◆ Problem to solve:
List all lines of the data containing the word "choose".

◆ Recorded data:

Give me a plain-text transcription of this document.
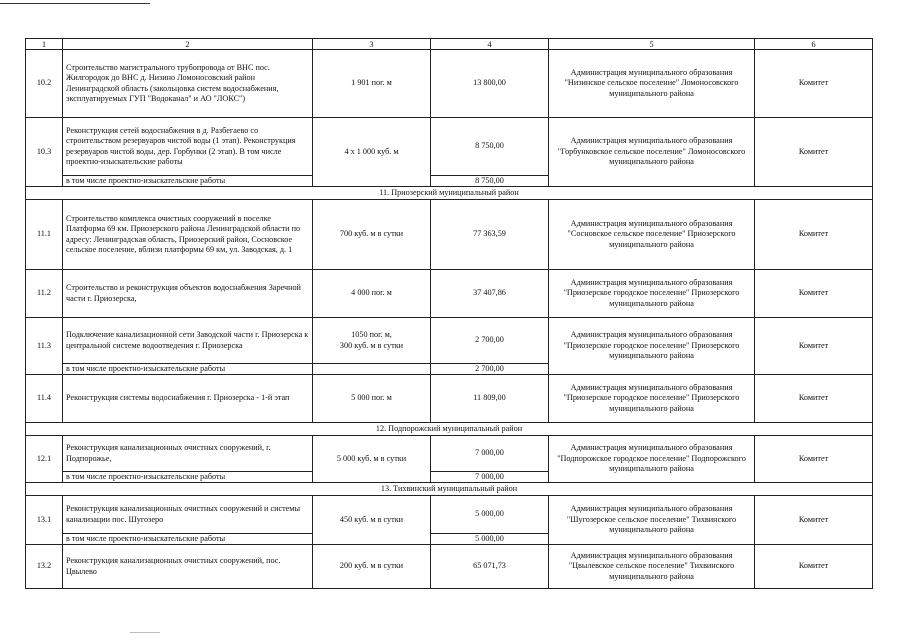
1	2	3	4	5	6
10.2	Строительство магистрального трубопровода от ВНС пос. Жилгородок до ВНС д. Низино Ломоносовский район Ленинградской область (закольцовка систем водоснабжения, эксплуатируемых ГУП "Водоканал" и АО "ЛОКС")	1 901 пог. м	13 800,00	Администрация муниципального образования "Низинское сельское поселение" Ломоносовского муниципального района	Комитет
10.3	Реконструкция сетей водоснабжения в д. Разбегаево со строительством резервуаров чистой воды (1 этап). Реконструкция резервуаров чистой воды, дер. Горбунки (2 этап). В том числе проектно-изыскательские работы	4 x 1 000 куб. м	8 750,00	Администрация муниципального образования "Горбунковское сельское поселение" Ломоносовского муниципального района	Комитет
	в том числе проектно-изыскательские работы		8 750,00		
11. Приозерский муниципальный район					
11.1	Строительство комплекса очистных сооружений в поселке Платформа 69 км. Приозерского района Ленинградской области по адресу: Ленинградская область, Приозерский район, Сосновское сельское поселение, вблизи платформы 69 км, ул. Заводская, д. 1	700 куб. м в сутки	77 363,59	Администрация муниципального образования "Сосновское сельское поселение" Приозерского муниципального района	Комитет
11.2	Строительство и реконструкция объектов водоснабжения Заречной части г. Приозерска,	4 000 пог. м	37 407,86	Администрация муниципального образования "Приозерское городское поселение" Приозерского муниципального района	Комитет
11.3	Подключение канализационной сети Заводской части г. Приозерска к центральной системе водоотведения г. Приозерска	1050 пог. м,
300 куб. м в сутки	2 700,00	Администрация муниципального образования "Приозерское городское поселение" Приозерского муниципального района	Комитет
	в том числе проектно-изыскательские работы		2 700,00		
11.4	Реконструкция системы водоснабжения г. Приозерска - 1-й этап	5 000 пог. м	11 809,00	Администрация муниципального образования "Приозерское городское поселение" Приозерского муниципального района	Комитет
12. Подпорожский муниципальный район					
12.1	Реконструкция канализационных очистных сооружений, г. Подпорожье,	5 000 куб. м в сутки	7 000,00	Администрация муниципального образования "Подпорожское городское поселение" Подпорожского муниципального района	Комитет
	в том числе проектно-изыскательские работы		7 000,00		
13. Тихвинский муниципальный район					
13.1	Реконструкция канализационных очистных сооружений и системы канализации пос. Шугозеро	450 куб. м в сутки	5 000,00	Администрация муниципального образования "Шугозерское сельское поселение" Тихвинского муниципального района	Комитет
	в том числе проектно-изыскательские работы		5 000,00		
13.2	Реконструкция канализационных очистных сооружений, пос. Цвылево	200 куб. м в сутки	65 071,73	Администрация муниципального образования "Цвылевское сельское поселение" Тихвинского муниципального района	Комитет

* * *

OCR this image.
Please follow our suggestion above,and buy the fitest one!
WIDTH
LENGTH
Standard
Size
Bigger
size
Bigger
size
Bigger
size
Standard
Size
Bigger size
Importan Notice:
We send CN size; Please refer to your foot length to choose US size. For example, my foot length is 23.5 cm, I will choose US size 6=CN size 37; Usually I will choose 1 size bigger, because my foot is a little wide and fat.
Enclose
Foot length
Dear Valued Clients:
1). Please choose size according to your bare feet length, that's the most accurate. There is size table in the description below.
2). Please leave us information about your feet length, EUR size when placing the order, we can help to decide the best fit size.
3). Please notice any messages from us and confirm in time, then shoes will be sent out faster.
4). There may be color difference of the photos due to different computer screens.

◆ Result of this task:
We send CN size; Please refer to your foot length to choose US size. For example, my foot length is 23.5 cm, I will choose US size 6=CN size 37; Usually I will choose 1 size bigger, because my foot is a little wide and fat.
1). Please choose size according to your bare feet length, that's the most accurate. There is size table in the description below.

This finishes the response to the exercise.